Output every line of the material exactly, omitting images.

**Input records**.

* * * *

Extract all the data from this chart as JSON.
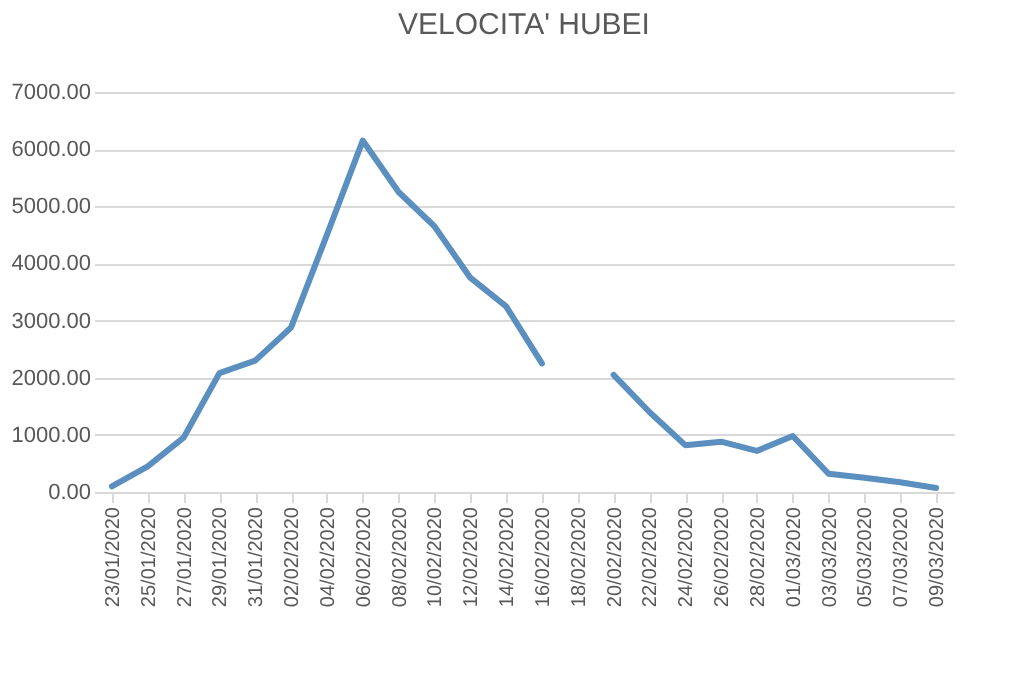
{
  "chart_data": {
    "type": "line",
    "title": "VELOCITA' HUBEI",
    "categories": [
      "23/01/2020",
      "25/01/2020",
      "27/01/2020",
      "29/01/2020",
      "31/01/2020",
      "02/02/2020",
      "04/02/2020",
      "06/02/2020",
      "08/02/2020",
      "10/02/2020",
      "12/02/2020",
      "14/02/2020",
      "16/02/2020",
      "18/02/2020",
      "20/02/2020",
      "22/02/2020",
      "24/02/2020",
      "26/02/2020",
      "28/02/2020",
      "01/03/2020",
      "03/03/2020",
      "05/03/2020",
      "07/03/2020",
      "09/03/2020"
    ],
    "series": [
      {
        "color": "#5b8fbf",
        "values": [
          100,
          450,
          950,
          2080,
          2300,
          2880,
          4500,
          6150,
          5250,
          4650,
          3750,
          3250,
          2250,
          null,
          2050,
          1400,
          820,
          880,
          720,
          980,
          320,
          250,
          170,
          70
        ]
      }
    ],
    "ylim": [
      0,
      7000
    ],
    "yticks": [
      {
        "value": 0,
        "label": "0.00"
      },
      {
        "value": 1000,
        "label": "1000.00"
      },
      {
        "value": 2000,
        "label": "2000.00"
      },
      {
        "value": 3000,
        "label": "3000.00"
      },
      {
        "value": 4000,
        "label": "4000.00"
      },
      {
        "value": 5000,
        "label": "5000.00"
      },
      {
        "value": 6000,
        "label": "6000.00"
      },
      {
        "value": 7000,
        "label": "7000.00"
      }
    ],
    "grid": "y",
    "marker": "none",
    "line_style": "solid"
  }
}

* * * *

**Worked solution**.
Extract all the data from this chart as JSON.
{
  "chart_data": {
    "type": "line",
    "title": "VELOCITA' HUBEI",
    "categories": [
      "23/01/2020",
      "25/01/2020",
      "27/01/2020",
      "29/01/2020",
      "31/01/2020",
      "02/02/2020",
      "04/02/2020",
      "06/02/2020",
      "08/02/2020",
      "10/02/2020",
      "12/02/2020",
      "14/02/2020",
      "16/02/2020",
      "18/02/2020",
      "20/02/2020",
      "22/02/2020",
      "24/02/2020",
      "26/02/2020",
      "28/02/2020",
      "01/03/2020",
      "03/03/2020",
      "05/03/2020",
      "07/03/2020",
      "09/03/2020"
    ],
    "series": [
      {
        "color": "#5b8fbf",
        "values": [
          100,
          450,
          950,
          2080,
          2300,
          2880,
          4500,
          6150,
          5250,
          4650,
          3750,
          3250,
          2250,
          null,
          2050,
          1400,
          820,
          880,
          720,
          980,
          320,
          250,
          170,
          70
        ]
      }
    ],
    "ylim": [
      0,
      7000
    ],
    "yticks": [
      {
        "value": 0,
        "label": "0.00"
      },
      {
        "value": 1000,
        "label": "1000.00"
      },
      {
        "value": 2000,
        "label": "2000.00"
      },
      {
        "value": 3000,
        "label": "3000.00"
      },
      {
        "value": 4000,
        "label": "4000.00"
      },
      {
        "value": 5000,
        "label": "5000.00"
      },
      {
        "value": 6000,
        "label": "6000.00"
      },
      {
        "value": 7000,
        "label": "7000.00"
      }
    ],
    "grid": "y",
    "marker": "none",
    "line_style": "solid"
  }
}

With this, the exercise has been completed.